**TEXTAUSZUG**
+ + + + + + +
Fesselnd ist auch die Buchvorstellung. Peer Meter und David von Bassewitz lesen so angenehm, dass man sich wünscht, sie würden noch lange so fortfahren. Vor allem Bassewitz‘ Stimme in Zusammenhang mit der Erzählung Martins in der Ich-Perspektive ist so passend, dass man glaubt, Martin selbst sei vor Ort. Ganz so abwegig ist dieser Gedanke nicht, wenn man erst weiß, dass Bassewitz vor Ort gewesen ist, um für das Buch zu recherchieren.
+ + + + + + +
**AUFGABE A**
Wer liest laut dem Textauszug bei der Buchvorstellung?
**AUFGABE B**
Schreibe einen Abschnitt der Auflistung wortgetreu ab: Beginne bei der Zeile mit "- comment-time: 14h: [806, 1183, 852, 1213]" und höre nach der Zeile mit "- comment-divider: [128, 1289, 870, 1290]" auf.
Die Auflistung steht in keinem Zusammenhang mit dem Textauszug.
+ + + + + + +
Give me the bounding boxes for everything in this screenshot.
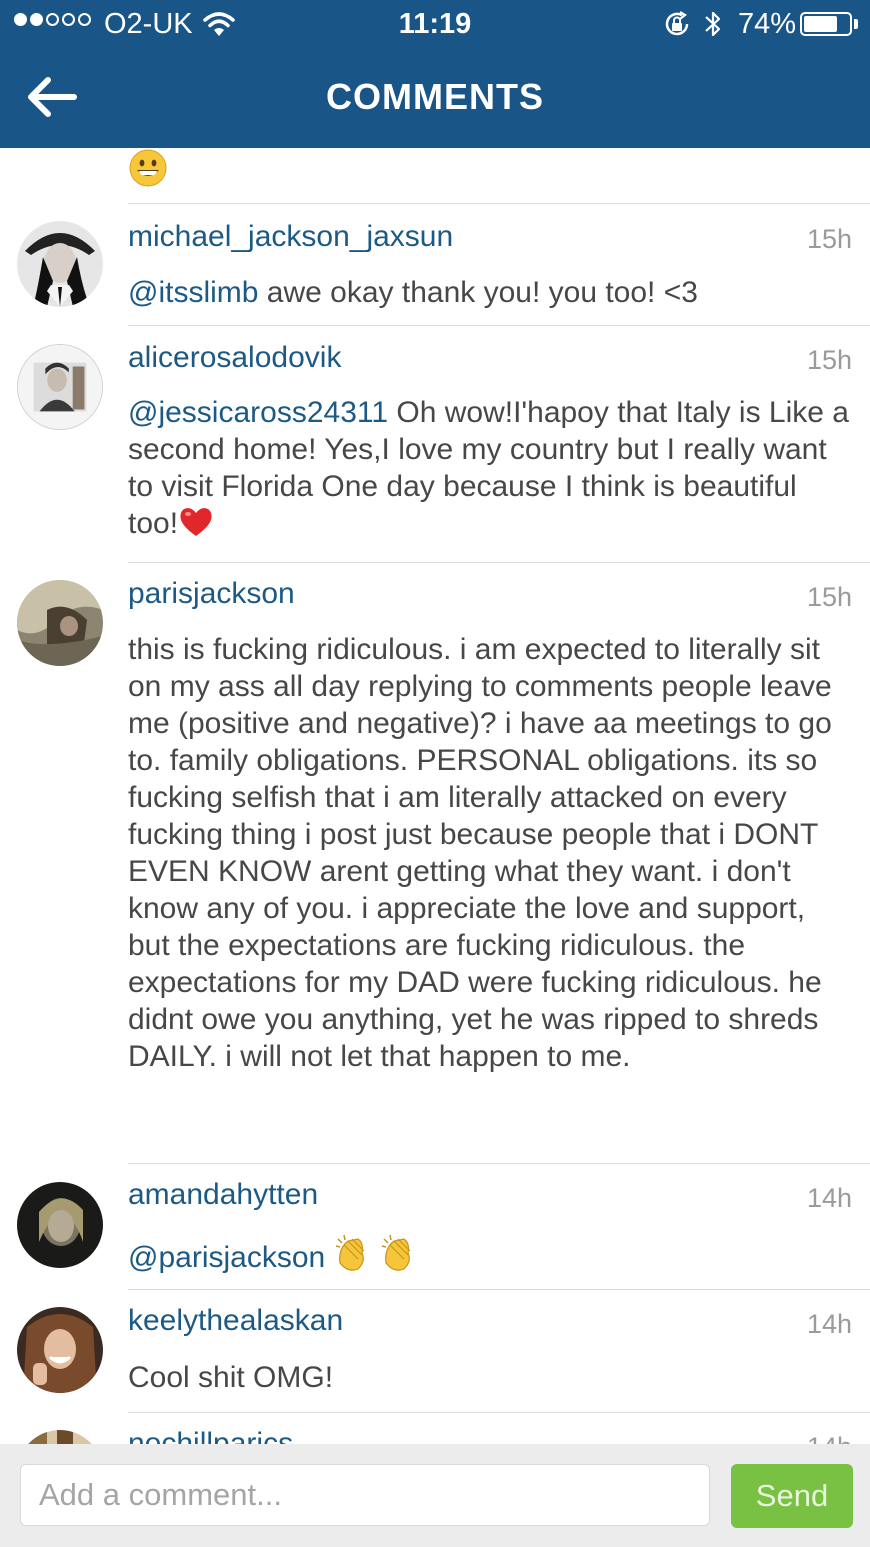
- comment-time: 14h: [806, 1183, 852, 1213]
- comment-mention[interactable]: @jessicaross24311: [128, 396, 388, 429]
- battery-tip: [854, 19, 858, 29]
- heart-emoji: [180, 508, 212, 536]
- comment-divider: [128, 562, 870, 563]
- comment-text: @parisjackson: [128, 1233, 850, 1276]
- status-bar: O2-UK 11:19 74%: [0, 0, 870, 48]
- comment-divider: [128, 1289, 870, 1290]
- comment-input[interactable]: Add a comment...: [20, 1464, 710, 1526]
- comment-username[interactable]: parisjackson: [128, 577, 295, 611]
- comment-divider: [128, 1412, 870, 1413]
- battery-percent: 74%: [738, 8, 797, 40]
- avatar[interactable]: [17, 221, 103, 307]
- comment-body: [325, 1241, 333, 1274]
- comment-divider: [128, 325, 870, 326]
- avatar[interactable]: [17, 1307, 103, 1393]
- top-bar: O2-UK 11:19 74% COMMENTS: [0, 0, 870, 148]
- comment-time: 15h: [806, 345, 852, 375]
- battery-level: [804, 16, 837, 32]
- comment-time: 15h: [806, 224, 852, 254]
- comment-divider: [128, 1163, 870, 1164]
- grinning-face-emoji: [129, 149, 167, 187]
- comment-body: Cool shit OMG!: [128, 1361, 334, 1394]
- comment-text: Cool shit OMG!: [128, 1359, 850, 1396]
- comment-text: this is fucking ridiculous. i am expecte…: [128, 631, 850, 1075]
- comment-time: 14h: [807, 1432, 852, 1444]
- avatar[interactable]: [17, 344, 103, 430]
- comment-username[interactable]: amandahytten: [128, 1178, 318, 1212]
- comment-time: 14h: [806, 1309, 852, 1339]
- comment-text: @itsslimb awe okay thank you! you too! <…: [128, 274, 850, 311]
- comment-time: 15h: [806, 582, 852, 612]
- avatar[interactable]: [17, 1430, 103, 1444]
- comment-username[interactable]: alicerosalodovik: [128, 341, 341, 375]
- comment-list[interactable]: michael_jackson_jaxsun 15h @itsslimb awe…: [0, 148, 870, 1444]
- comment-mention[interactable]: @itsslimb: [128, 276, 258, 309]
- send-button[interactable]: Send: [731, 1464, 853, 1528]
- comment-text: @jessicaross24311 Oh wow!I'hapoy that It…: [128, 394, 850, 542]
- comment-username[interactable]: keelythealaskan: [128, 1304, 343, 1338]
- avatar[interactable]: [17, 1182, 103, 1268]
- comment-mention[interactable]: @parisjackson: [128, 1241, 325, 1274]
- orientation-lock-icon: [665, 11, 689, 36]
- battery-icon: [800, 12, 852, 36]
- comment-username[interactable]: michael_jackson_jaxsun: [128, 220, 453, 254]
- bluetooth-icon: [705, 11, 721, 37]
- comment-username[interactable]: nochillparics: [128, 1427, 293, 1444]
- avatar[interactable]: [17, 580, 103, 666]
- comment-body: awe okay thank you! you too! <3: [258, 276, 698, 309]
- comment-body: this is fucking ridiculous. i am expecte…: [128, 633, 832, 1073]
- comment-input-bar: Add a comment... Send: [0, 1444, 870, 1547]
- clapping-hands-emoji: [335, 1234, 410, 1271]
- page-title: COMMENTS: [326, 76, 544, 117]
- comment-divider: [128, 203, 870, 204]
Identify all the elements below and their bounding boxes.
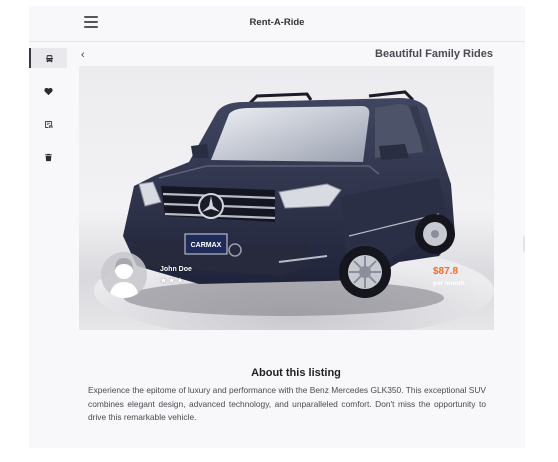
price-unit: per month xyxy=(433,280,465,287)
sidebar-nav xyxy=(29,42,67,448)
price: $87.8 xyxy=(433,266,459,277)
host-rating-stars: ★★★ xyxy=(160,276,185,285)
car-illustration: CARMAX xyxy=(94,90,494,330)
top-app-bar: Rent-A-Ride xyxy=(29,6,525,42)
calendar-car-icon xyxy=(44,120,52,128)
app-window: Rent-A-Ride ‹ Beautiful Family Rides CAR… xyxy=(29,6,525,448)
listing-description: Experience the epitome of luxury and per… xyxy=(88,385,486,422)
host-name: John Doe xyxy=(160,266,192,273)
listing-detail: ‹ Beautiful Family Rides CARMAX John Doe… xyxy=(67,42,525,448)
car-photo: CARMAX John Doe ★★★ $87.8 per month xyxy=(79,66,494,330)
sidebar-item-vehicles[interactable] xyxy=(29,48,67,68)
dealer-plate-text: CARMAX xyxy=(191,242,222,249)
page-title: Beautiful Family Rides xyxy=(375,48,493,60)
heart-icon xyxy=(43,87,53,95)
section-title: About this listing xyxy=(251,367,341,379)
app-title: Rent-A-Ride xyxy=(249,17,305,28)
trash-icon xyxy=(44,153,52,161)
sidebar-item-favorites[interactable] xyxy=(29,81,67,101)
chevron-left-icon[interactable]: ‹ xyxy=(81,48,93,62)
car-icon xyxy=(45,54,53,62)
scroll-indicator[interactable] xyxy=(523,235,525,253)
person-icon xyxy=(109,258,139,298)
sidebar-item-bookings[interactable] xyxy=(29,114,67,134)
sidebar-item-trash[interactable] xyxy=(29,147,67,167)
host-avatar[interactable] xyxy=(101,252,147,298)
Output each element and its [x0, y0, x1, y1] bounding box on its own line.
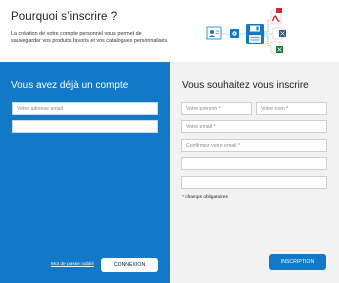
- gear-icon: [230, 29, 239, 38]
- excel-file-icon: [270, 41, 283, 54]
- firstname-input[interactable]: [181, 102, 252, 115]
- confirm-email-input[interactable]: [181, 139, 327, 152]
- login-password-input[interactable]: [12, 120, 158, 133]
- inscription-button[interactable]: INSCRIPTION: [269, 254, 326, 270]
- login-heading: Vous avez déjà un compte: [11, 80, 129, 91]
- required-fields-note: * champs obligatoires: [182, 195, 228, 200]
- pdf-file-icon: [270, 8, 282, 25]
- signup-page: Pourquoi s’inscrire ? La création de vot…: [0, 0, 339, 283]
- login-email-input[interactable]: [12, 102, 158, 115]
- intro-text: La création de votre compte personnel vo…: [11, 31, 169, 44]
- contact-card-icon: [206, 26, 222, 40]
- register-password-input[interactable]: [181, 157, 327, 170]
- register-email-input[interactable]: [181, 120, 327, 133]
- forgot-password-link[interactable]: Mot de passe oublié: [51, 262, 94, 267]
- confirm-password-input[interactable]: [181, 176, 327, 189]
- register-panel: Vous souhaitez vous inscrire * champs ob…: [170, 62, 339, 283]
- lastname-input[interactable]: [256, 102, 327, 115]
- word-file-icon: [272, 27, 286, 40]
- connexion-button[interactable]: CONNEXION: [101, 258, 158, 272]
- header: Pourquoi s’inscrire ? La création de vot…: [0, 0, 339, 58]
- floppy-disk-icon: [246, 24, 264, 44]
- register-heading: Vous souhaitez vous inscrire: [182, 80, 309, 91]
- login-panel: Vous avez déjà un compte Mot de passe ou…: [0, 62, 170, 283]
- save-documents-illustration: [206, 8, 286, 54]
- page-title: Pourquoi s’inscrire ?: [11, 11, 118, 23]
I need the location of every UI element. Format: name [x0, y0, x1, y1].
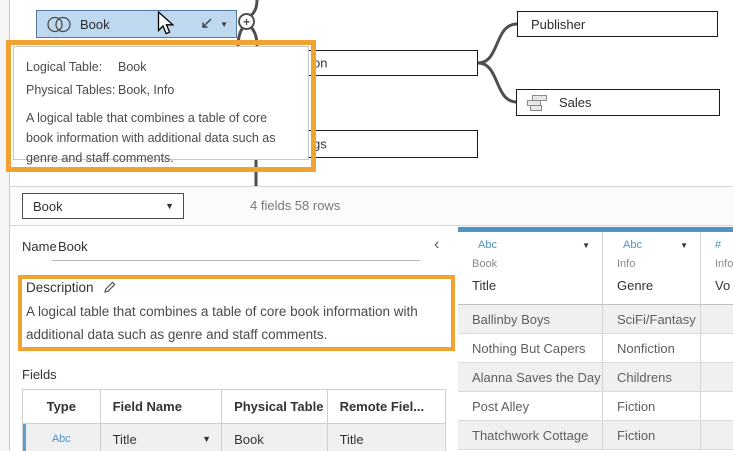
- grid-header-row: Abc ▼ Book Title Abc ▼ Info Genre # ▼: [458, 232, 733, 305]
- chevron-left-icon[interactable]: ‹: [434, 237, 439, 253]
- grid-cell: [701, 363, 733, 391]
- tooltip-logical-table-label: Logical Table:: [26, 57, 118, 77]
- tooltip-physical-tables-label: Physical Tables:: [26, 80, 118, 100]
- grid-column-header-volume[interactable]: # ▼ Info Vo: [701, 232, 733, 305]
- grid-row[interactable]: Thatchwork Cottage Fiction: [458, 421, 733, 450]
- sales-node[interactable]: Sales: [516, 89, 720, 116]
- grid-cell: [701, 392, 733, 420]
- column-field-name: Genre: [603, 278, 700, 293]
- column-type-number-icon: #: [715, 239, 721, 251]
+ + + + + + +
**ERWARTETE AUSGABE A**
Peer Meter und David von Bassewitz.

**ERWARTETE AUSGABE B**
- comment-time: 14h: [806, 1183, 852, 1213]
- comment-mention[interactable]: @jessicaross24311: [128, 396, 388, 429]
- battery-tip: [854, 19, 858, 29]
- heart-emoji: [180, 508, 212, 536]
- comment-divider: [128, 562, 870, 563]
- comment-text: @parisjackson: [128, 1233, 850, 1276]
- status-bar: O2-UK 11:19 74%: [0, 0, 870, 48]
- comment-divider: [128, 1289, 870, 1290]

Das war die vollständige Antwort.